--- begin EXCERPTED RECORDS ---

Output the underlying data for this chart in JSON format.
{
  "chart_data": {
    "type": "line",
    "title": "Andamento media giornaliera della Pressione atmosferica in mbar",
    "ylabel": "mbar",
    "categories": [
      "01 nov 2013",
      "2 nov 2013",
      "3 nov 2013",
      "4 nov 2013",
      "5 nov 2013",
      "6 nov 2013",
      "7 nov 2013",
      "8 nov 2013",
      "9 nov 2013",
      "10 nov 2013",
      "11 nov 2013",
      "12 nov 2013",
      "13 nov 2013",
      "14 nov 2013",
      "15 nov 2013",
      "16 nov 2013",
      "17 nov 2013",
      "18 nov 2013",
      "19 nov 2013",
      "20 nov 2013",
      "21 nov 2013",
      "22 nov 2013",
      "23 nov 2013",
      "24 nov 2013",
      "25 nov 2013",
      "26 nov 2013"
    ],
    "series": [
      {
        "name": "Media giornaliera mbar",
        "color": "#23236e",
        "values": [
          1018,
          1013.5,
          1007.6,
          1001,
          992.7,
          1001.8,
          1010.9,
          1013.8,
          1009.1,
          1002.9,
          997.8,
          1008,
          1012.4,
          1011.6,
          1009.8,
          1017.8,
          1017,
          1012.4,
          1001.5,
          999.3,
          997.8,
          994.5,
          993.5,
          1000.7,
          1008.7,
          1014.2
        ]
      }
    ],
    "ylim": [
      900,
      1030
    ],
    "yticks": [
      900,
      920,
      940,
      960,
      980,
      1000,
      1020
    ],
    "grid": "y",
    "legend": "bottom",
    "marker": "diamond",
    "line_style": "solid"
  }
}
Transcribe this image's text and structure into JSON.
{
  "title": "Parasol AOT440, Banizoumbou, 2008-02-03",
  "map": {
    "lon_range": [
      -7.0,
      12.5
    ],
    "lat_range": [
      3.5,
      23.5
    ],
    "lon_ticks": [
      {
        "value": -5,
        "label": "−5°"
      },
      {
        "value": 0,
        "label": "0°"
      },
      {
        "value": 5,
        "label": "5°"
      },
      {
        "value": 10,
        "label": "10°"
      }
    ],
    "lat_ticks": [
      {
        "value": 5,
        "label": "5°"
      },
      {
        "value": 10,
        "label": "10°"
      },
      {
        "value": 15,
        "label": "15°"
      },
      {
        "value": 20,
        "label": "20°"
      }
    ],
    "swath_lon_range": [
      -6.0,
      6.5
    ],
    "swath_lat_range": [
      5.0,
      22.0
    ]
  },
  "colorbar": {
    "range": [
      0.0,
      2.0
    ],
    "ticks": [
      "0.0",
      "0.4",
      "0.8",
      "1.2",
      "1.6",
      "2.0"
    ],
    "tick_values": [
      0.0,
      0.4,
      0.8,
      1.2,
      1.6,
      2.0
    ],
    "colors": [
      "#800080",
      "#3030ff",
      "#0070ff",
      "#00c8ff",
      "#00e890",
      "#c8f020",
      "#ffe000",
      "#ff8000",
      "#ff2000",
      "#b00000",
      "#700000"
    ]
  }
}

--- end EXCERPTED RECORDS ---

Copy every record exactly, with nothing added or dropped.

Output the underlying data for this chart in JSON format.
{
  "chart_data": {
    "type": "line",
    "title": "Andamento media giornaliera della Pressione atmosferica in mbar",
    "ylabel": "mbar",
    "categories": [
      "01 nov 2013",
      "2 nov 2013",
      "3 nov 2013",
      "4 nov 2013",
      "5 nov 2013",
      "6 nov 2013",
      "7 nov 2013",
      "8 nov 2013",
      "9 nov 2013",
      "10 nov 2013",
      "11 nov 2013",
      "12 nov 2013",
      "13 nov 2013",
      "14 nov 2013",
      "15 nov 2013",
      "16 nov 2013",
      "17 nov 2013",
      "18 nov 2013",
      "19 nov 2013",
      "20 nov 2013",
      "21 nov 2013",
      "22 nov 2013",
      "23 nov 2013",
      "24 nov 2013",
      "25 nov 2013",
      "26 nov 2013"
    ],
    "series": [
      {
        "name": "Media giornaliera mbar",
        "color": "#23236e",
        "values": [
          1018,
          1013.5,
          1007.6,
          1001,
          992.7,
          1001.8,
          1010.9,
          1013.8,
          1009.1,
          1002.9,
          997.8,
          1008,
          1012.4,
          1011.6,
          1009.8,
          1017.8,
          1017,
          1012.4,
          1001.5,
          999.3,
          997.8,
          994.5,
          993.5,
          1000.7,
          1008.7,
          1014.2
        ]
      }
    ],
    "ylim": [
      900,
      1030
    ],
    "yticks": [
      900,
      920,
      940,
      960,
      980,
      1000,
      1020
    ],
    "grid": "y",
    "legend": "bottom",
    "marker": "diamond",
    "line_style": "solid"
  }
}
Transcribe this image's text and structure into JSON.
{
  "title": "Parasol AOT440, Banizoumbou, 2008-02-03",
  "map": {
    "lon_range": [
      -7.0,
      12.5
    ],
    "lat_range": [
      3.5,
      23.5
    ],
    "lon_ticks": [
      {
        "value": -5,
        "label": "−5°"
      },
      {
        "value": 0,
        "label": "0°"
      },
      {
        "value": 5,
        "label": "5°"
      },
      {
        "value": 10,
        "label": "10°"
      }
    ],
    "lat_ticks": [
      {
        "value": 5,
        "label": "5°"
      },
      {
        "value": 10,
        "label": "10°"
      },
      {
        "value": 15,
        "label": "15°"
      },
      {
        "value": 20,
        "label": "20°"
      }
    ],
    "swath_lon_range": [
      -6.0,
      6.5
    ],
    "swath_lat_range": [
      5.0,
      22.0
    ]
  },
  "colorbar": {
    "range": [
      0.0,
      2.0
    ],
    "ticks": [
      "0.0",
      "0.4",
      "0.8",
      "1.2",
      "1.6",
      "2.0"
    ],
    "tick_values": [
      0.0,
      0.4,
      0.8,
      1.2,
      1.6,
      2.0
    ],
    "colors": [
      "#800080",
      "#3030ff",
      "#0070ff",
      "#00c8ff",
      "#00e890",
      "#c8f020",
      "#ffe000",
      "#ff8000",
      "#ff2000",
      "#b00000",
      "#700000"
    ]
  }
}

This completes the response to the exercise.